▶

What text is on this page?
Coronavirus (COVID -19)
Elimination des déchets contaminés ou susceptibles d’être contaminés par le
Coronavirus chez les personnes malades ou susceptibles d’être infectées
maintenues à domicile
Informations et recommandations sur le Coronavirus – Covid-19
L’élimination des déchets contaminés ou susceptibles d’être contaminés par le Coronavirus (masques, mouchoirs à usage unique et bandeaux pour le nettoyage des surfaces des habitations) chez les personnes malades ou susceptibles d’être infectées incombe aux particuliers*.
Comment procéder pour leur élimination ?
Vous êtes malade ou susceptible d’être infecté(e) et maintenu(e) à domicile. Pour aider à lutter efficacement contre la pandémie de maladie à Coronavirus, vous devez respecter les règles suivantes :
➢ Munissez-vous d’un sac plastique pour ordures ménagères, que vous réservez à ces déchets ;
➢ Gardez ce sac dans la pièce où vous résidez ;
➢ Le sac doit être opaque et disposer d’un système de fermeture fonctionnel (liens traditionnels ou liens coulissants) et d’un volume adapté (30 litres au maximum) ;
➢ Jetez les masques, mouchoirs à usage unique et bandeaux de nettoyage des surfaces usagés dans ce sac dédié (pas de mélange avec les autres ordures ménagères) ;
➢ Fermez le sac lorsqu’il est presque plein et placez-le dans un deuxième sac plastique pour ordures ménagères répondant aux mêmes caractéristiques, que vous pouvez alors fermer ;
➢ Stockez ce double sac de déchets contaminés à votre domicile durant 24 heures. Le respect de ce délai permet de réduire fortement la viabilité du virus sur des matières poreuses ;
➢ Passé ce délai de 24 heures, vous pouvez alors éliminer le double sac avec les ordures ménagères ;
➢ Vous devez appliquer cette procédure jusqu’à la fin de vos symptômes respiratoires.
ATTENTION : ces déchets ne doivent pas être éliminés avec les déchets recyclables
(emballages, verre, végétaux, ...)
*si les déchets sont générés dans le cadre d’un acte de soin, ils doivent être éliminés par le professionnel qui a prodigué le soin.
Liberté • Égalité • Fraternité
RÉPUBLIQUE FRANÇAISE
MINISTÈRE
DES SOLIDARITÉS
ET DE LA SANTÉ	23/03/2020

◀

Problem:
Would you return all of the data exactly as given?

Response below:
What text is on this page?
Coronavirus (COVID -19)
Elimination des déchets contaminés ou susceptibles d’être contaminés par le
Coronavirus chez les personnes malades ou susceptibles d’être infectées
maintenues à domicile
Informations et recommandations sur le Coronavirus – Covid-19
L’élimination des déchets contaminés ou susceptibles d’être contaminés par le Coronavirus (masques, mouchoirs à usage unique et bandeaux pour le nettoyage des surfaces des habitations) chez les personnes malades ou susceptibles d’être infectées incombe aux particuliers*.
Comment procéder pour leur élimination ?
Vous êtes malade ou susceptible d’être infecté(e) et maintenu(e) à domicile. Pour aider à lutter efficacement contre la pandémie de maladie à Coronavirus, vous devez respecter les règles suivantes :
➢ Munissez-vous d’un sac plastique pour ordures ménagères, que vous réservez à ces déchets ;
➢ Gardez ce sac dans la pièce où vous résidez ;
➢ Le sac doit être opaque et disposer d’un système de fermeture fonctionnel (liens traditionnels ou liens coulissants) et d’un volume adapté (30 litres au maximum) ;
➢ Jetez les masques, mouchoirs à usage unique et bandeaux de nettoyage des surfaces usagés dans ce sac dédié (pas de mélange avec les autres ordures ménagères) ;
➢ Fermez le sac lorsqu’il est presque plein et placez-le dans un deuxième sac plastique pour ordures ménagères répondant aux mêmes caractéristiques, que vous pouvez alors fermer ;
➢ Stockez ce double sac de déchets contaminés à votre domicile durant 24 heures. Le respect de ce délai permet de réduire fortement la viabilité du virus sur des matières poreuses ;
➢ Passé ce délai de 24 heures, vous pouvez alors éliminer le double sac avec les ordures ménagères ;
➢ Vous devez appliquer cette procédure jusqu’à la fin de vos symptômes respiratoires.
ATTENTION : ces déchets ne doivent pas être éliminés avec les déchets recyclables
(emballages, verre, végétaux, ...)
*si les déchets sont générés dans le cadre d’un acte de soin, ils doivent être éliminés par le professionnel qui a prodigué le soin.
Liberté • Égalité • Fraternité
RÉPUBLIQUE FRANÇAISE
MINISTÈRE
DES SOLIDARITÉS
ET DE LA SANTÉ	23/03/2020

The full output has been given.